Rewrite the listing, changing every "screenshot" to "image" and keeping everything else as it is. Omit the pictures.

-------- Source data

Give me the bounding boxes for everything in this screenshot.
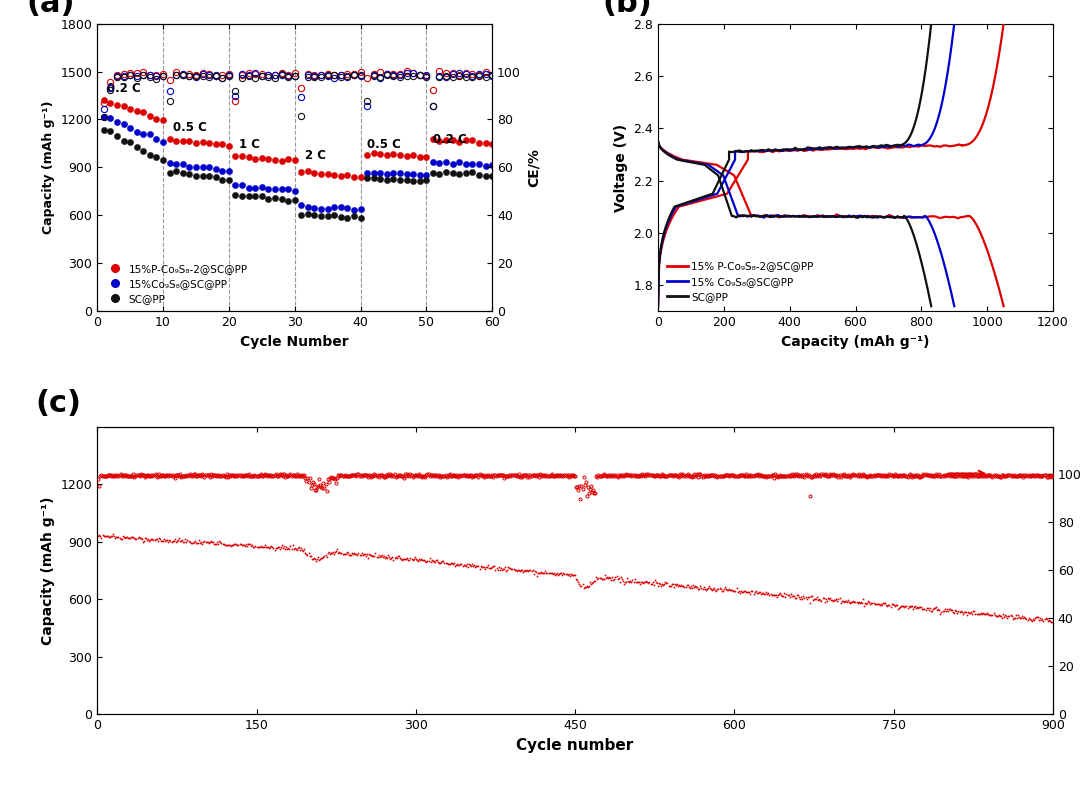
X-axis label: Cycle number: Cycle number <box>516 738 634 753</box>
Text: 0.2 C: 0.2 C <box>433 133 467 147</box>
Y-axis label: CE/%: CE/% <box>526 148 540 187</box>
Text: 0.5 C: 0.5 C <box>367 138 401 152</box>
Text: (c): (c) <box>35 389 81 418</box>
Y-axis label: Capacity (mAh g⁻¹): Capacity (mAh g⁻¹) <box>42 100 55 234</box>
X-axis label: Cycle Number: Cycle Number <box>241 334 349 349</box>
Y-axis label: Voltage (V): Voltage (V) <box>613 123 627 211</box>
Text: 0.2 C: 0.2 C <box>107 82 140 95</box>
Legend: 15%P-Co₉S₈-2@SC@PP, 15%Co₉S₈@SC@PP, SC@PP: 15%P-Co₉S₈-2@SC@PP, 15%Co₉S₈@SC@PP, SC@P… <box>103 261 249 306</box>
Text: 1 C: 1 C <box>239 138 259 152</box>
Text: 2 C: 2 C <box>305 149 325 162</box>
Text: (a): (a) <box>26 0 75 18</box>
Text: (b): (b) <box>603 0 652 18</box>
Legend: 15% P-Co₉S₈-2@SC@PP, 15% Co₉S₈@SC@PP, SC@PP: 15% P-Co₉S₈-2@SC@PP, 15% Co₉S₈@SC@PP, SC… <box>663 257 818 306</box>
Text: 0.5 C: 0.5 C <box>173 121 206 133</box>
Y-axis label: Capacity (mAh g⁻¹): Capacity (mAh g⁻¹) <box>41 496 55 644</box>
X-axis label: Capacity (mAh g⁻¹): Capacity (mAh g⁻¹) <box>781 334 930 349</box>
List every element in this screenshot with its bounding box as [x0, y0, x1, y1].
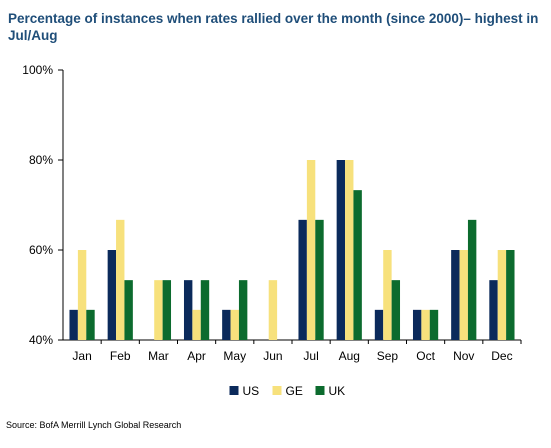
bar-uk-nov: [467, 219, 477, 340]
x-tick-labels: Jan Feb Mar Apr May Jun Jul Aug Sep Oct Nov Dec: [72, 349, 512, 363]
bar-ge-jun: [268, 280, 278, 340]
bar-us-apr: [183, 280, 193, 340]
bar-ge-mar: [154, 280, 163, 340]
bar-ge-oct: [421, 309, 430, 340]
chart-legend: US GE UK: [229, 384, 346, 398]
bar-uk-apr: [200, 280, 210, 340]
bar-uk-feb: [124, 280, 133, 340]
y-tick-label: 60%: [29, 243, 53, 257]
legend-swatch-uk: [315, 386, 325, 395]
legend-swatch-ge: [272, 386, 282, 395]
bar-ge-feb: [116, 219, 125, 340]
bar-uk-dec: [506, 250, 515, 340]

----------------

*Solution to the problem:*
Give me the bounding boxes for everything in this image.
X-axis label: Cycle number: Cycle number <box>516 738 634 753</box>
Text: 0.2 C: 0.2 C <box>433 133 467 147</box>
Y-axis label: CE/%: CE/% <box>526 148 540 187</box>
Text: 0.5 C: 0.5 C <box>367 138 401 152</box>
Text: (c): (c) <box>35 389 81 418</box>
Y-axis label: Capacity (mAh g⁻¹): Capacity (mAh g⁻¹) <box>42 100 55 234</box>
X-axis label: Cycle Number: Cycle Number <box>241 334 349 349</box>
Y-axis label: Voltage (V): Voltage (V) <box>613 123 627 211</box>
Text: 0.2 C: 0.2 C <box>107 82 140 95</box>
Legend: 15%P-Co₉S₈-2@SC@PP, 15%Co₉S₈@SC@PP, SC@PP: 15%P-Co₉S₈-2@SC@PP, 15%Co₉S₈@SC@PP, SC@P… <box>103 261 249 306</box>
Text: 1 C: 1 C <box>239 138 259 152</box>
Text: 2 C: 2 C <box>305 149 325 162</box>
Text: (a): (a) <box>26 0 75 18</box>
Text: (b): (b) <box>603 0 652 18</box>
Legend: 15% P-Co₉S₈-2@SC@PP, 15% Co₉S₈@SC@PP, SC@PP: 15% P-Co₉S₈-2@SC@PP, 15% Co₉S₈@SC@PP, SC… <box>663 257 818 306</box>
Text: 0.5 C: 0.5 C <box>173 121 206 133</box>
Y-axis label: Capacity (mAh g⁻¹): Capacity (mAh g⁻¹) <box>41 496 55 644</box>
X-axis label: Capacity (mAh g⁻¹): Capacity (mAh g⁻¹) <box>781 334 930 349</box>
List every element in this image with its bounding box as [x0, y0, x1, y1].
bar-uk-nov: [467, 219, 477, 340]
x-tick-labels: Jan Feb Mar Apr May Jun Jul Aug Sep Oct Nov Dec: [72, 349, 512, 363]
bar-ge-jun: [268, 280, 278, 340]
bar-us-apr: [183, 280, 193, 340]
bar-ge-mar: [154, 280, 163, 340]
bar-ge-oct: [421, 309, 430, 340]
chart-legend: US GE UK: [229, 384, 346, 398]
bar-uk-apr: [200, 280, 210, 340]
bar-uk-feb: [124, 280, 133, 340]
y-tick-label: 60%: [29, 243, 53, 257]
legend-swatch-uk: [315, 386, 325, 395]
legend-swatch-ge: [272, 386, 282, 395]
bar-ge-feb: [116, 219, 125, 340]
bar-uk-dec: [506, 250, 515, 340]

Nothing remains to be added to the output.